### Exercise details
Show every line in the records below that contains the word "this".

-- Listing start --

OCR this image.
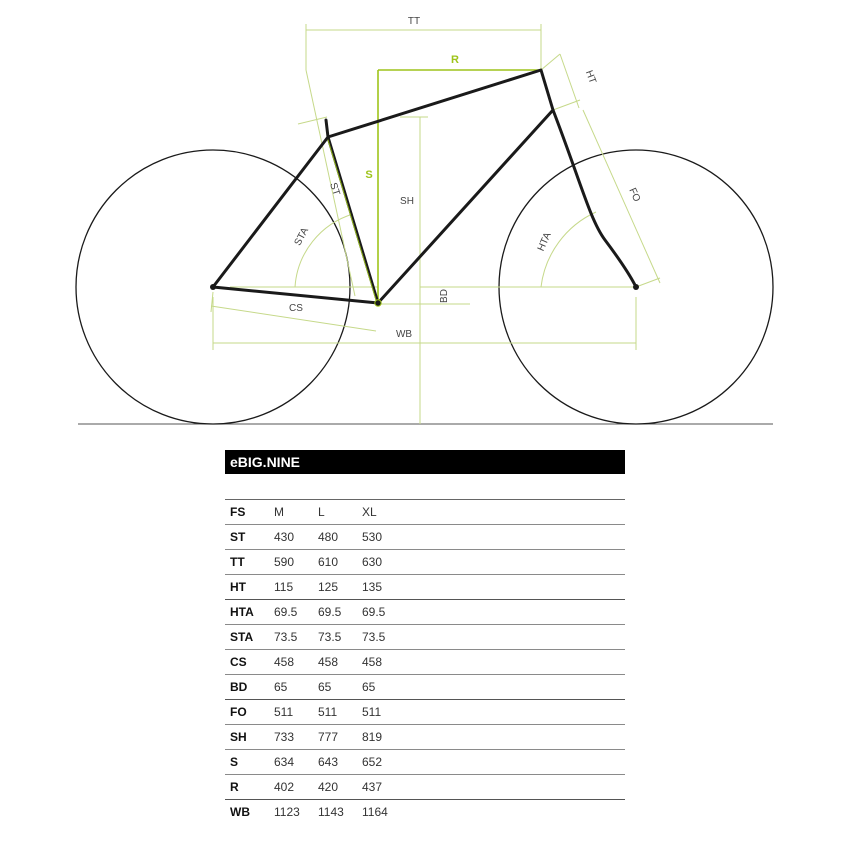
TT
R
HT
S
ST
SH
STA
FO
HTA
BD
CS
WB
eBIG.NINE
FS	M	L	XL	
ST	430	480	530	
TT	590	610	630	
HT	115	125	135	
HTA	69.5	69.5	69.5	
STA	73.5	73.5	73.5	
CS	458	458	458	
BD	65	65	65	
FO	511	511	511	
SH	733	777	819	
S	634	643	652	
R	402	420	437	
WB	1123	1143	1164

-- Listing end --
-- Listing start --

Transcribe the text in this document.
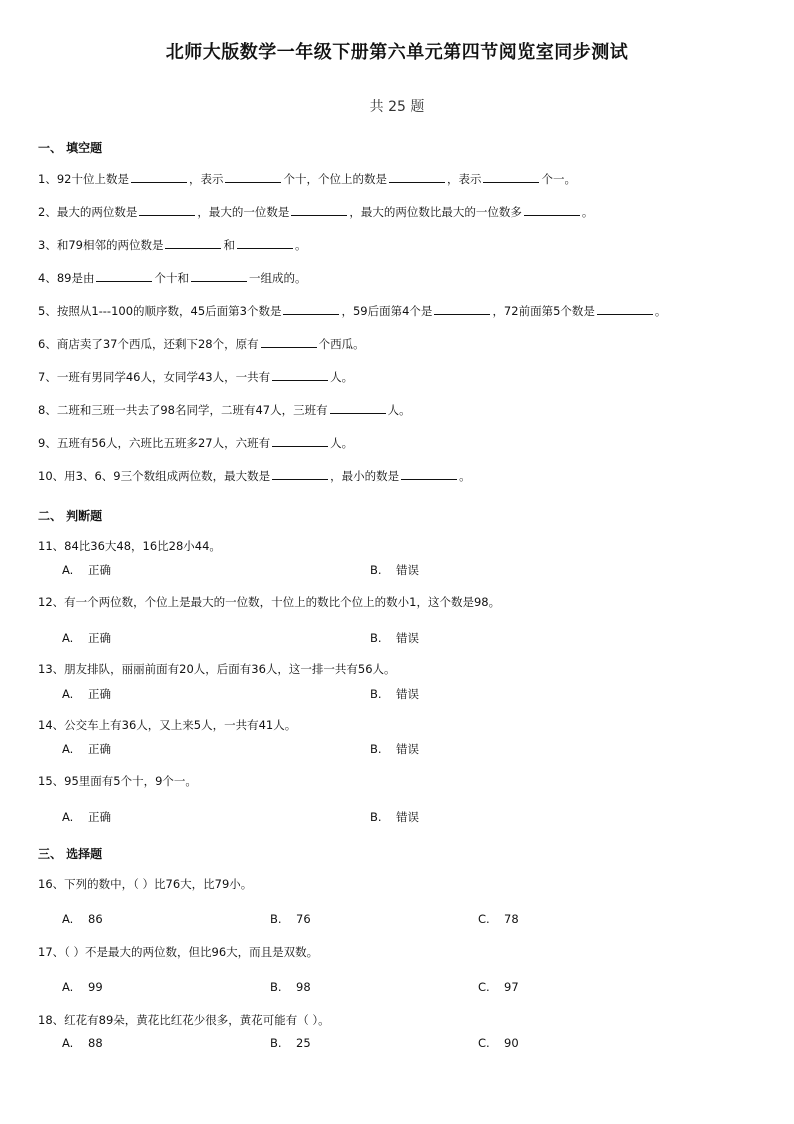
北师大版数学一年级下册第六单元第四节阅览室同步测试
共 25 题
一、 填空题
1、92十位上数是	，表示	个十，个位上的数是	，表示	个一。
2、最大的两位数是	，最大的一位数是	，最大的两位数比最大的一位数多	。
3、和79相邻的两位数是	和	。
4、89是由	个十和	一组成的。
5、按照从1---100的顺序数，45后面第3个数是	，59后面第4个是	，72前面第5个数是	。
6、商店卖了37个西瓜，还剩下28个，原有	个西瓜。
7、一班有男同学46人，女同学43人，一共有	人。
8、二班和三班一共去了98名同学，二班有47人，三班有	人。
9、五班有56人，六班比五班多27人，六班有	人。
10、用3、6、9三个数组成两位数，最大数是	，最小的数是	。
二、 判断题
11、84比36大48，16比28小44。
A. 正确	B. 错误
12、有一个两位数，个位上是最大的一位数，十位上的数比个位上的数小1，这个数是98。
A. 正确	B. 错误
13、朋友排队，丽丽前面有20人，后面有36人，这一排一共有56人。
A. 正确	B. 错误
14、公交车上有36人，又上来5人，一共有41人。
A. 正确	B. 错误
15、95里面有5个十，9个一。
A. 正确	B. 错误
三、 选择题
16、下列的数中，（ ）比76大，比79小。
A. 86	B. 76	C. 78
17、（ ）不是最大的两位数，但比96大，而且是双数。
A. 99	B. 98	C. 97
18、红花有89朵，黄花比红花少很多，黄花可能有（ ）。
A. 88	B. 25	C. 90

-- Listing end --

### Exercise result
OCR this image.
Transcribe the text in this document.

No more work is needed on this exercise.